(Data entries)
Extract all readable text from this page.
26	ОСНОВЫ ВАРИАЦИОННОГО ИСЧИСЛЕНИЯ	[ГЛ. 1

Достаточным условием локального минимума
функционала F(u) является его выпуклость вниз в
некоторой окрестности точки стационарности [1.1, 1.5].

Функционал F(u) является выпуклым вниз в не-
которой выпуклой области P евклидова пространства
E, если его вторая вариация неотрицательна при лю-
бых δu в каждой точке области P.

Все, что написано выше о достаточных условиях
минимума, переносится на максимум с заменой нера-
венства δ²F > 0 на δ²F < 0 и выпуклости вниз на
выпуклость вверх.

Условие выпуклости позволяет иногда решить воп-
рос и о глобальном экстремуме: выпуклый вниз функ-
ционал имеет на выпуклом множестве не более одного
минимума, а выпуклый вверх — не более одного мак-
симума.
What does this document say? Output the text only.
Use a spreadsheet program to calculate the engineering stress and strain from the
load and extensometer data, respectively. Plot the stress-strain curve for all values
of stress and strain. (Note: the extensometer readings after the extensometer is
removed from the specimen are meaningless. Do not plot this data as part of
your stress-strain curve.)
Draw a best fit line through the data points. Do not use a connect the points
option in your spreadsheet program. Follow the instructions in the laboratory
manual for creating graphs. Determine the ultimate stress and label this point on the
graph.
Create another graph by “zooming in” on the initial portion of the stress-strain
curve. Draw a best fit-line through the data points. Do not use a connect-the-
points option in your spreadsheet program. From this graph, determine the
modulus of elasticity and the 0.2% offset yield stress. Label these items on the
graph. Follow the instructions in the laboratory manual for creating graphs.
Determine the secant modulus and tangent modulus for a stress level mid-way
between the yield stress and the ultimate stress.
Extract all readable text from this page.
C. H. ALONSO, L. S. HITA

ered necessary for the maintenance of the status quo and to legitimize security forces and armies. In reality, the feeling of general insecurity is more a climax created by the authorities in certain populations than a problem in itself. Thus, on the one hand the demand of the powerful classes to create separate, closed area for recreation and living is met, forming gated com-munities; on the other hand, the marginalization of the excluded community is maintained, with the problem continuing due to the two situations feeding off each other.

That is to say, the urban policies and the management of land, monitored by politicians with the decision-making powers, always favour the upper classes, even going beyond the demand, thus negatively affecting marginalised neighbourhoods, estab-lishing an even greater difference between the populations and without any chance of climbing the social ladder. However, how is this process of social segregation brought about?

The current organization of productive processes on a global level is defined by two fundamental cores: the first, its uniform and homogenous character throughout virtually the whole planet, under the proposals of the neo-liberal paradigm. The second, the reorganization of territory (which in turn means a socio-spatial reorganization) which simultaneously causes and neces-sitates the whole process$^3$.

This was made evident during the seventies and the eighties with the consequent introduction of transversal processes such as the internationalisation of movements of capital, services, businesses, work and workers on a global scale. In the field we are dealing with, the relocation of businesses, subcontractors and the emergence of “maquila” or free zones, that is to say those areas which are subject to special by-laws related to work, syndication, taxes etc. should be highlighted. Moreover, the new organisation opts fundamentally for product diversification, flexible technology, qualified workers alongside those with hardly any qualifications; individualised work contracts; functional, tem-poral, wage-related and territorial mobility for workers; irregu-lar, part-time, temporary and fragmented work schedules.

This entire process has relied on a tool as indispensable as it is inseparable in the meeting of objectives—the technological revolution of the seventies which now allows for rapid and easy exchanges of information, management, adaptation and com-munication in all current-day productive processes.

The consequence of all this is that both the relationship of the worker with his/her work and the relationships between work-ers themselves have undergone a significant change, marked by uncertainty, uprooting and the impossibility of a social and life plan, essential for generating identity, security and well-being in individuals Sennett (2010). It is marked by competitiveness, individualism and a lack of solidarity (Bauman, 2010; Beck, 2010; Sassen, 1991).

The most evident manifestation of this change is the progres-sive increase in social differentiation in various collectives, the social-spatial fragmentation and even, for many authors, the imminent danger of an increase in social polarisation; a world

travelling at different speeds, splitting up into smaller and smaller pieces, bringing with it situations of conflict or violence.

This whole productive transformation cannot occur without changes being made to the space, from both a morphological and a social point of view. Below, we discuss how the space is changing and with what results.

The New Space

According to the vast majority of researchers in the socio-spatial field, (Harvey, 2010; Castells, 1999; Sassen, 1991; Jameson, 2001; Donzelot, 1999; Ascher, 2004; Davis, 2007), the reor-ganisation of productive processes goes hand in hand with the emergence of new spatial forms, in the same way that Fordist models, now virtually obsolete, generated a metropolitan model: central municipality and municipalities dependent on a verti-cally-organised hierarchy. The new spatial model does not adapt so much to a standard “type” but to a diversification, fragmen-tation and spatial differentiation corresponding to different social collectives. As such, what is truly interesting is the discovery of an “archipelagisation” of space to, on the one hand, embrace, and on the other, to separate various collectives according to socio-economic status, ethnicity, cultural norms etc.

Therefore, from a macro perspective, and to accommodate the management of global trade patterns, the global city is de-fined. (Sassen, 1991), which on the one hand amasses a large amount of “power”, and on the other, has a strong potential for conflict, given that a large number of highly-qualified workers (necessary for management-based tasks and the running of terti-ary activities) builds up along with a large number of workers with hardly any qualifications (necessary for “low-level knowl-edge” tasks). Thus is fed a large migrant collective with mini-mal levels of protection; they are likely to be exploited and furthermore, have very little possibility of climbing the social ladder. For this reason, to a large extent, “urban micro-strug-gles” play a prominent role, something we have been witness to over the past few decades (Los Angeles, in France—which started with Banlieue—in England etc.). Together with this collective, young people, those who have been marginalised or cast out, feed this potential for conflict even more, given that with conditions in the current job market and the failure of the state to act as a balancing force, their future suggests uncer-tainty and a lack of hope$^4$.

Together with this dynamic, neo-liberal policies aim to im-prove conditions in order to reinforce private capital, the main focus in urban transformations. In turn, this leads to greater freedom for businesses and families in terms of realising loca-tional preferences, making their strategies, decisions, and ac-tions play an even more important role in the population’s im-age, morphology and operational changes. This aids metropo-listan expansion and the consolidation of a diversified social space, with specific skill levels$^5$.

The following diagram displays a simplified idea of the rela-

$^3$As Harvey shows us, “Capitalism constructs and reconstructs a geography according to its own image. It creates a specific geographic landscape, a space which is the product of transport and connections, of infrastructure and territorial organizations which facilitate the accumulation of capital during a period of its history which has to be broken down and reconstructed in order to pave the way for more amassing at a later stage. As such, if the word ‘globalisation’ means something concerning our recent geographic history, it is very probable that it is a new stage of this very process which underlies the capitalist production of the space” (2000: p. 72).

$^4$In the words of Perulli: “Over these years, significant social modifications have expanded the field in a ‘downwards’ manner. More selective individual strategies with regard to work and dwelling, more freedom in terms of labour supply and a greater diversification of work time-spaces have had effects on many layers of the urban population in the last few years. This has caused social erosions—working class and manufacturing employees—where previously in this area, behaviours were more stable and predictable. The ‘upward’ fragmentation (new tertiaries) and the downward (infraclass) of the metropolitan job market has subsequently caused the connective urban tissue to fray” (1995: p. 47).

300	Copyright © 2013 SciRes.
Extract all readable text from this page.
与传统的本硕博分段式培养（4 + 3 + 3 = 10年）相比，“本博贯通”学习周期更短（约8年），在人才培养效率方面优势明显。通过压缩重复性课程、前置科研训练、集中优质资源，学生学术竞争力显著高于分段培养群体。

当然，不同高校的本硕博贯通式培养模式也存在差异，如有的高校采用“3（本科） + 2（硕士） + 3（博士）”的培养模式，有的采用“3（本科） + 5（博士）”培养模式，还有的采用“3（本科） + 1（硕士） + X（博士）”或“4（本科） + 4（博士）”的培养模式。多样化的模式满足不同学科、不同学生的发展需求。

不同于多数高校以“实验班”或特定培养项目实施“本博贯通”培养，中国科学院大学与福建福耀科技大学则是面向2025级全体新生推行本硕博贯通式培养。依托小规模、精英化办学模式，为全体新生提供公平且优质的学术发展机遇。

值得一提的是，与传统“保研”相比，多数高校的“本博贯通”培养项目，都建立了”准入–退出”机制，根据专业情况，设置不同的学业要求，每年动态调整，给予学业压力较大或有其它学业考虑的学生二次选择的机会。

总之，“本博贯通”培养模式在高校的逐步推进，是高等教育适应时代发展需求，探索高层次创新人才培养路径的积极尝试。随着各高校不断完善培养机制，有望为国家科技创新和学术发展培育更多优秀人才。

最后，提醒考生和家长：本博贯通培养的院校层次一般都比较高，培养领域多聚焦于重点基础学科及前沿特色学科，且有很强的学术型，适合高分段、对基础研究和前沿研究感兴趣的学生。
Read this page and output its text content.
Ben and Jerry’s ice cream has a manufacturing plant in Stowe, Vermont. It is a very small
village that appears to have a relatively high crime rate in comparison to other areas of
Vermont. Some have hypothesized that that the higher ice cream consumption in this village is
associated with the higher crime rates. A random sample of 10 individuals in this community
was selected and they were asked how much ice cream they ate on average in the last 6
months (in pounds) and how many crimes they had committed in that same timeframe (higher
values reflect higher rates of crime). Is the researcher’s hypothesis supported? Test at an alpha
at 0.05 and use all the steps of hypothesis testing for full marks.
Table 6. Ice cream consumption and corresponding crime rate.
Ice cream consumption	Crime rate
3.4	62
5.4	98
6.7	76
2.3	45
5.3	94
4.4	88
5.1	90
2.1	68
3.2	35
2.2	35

Exercise instructions
Look through the entries above; copy each line where the string "вверх" appears.

Task answer
выпуклость вверх.
минимума, а выпуклый вверх — не более одного мак-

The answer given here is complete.